## Material to process
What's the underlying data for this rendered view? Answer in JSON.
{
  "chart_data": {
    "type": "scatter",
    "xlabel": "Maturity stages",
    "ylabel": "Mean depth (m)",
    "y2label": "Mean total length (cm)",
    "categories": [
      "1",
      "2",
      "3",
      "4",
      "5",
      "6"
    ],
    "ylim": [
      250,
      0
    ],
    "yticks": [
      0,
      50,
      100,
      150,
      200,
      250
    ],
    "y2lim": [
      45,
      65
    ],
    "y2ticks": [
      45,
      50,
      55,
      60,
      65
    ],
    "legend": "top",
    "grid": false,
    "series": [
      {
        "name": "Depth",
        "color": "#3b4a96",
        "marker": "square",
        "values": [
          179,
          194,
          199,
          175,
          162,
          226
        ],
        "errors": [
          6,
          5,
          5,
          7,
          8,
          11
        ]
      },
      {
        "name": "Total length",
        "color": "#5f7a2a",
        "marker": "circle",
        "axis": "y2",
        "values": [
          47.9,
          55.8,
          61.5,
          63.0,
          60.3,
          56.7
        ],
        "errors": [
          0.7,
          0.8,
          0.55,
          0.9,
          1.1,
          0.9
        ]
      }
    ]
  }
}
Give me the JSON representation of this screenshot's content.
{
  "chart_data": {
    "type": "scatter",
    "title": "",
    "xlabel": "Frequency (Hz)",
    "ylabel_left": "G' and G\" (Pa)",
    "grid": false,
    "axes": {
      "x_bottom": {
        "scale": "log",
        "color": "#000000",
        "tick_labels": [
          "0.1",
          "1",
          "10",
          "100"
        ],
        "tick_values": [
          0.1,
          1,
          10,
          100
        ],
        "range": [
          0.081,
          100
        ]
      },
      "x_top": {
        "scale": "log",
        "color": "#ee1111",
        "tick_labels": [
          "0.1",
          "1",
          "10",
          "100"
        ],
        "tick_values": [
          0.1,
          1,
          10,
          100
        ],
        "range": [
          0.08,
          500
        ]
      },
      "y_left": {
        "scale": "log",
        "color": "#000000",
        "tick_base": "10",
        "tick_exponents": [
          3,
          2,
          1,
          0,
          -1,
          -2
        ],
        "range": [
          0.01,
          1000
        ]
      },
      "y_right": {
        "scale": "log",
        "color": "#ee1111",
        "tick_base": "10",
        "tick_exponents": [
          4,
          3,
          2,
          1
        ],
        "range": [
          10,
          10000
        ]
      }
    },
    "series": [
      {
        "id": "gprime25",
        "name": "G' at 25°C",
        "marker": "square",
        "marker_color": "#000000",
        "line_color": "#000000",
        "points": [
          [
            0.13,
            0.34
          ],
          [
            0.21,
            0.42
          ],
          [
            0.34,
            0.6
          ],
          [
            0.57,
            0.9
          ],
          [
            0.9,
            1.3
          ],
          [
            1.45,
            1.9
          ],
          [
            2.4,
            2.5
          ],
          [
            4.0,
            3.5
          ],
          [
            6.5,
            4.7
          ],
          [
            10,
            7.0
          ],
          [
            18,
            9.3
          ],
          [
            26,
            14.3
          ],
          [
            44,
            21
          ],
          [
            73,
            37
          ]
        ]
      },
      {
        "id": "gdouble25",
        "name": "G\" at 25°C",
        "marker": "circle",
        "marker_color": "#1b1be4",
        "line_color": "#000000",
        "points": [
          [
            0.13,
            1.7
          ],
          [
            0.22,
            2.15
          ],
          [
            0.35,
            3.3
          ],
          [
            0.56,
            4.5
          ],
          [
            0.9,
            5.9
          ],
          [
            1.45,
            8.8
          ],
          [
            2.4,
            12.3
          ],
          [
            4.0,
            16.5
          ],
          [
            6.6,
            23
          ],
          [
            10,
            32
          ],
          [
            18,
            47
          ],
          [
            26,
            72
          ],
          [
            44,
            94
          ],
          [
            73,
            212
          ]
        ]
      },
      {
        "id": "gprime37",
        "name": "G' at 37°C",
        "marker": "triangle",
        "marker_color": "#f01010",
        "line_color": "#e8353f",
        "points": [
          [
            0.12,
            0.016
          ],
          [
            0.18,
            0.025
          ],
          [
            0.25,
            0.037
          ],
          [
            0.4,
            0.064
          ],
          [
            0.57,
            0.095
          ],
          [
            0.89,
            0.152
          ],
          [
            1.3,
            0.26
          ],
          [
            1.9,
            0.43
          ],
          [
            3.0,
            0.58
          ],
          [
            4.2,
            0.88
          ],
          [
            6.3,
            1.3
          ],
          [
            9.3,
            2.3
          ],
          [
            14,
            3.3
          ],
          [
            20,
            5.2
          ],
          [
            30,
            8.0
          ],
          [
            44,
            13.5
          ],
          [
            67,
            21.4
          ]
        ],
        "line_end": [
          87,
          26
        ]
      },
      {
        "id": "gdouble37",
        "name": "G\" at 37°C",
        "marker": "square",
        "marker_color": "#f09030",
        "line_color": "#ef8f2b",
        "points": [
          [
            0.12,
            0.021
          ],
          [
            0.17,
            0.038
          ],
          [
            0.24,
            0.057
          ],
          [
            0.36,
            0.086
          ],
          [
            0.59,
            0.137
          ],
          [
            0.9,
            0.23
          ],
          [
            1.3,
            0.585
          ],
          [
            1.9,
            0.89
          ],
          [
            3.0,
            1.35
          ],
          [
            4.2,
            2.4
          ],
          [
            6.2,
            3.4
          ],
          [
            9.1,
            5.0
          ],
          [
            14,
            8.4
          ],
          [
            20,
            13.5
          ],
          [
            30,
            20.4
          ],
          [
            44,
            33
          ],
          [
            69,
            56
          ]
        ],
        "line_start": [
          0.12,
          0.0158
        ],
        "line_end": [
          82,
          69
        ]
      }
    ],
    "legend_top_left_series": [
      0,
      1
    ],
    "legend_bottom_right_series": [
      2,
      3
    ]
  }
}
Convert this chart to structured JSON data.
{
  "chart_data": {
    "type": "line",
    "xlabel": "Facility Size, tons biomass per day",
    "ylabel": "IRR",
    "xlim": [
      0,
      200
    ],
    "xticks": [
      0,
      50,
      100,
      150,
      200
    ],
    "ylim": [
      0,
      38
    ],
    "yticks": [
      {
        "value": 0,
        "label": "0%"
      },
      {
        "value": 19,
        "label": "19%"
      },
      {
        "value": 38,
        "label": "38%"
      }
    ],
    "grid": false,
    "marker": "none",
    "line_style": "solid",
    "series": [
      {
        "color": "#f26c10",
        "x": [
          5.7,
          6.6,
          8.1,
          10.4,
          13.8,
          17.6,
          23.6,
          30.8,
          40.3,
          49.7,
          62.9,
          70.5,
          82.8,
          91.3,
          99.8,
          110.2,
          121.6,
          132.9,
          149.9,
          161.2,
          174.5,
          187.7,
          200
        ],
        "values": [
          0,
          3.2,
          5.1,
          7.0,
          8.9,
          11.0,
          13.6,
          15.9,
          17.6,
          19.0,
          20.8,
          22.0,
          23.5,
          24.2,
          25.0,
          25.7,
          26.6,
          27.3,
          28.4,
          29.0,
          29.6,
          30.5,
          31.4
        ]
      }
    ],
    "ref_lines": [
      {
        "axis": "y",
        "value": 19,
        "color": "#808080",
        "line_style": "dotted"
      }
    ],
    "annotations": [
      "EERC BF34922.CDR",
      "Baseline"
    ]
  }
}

## Problem to solve
Gather and return every line that holds the string "length".

## Finished exercise
    "y2label": "Mean total length (cm)",
        "name": "Total length",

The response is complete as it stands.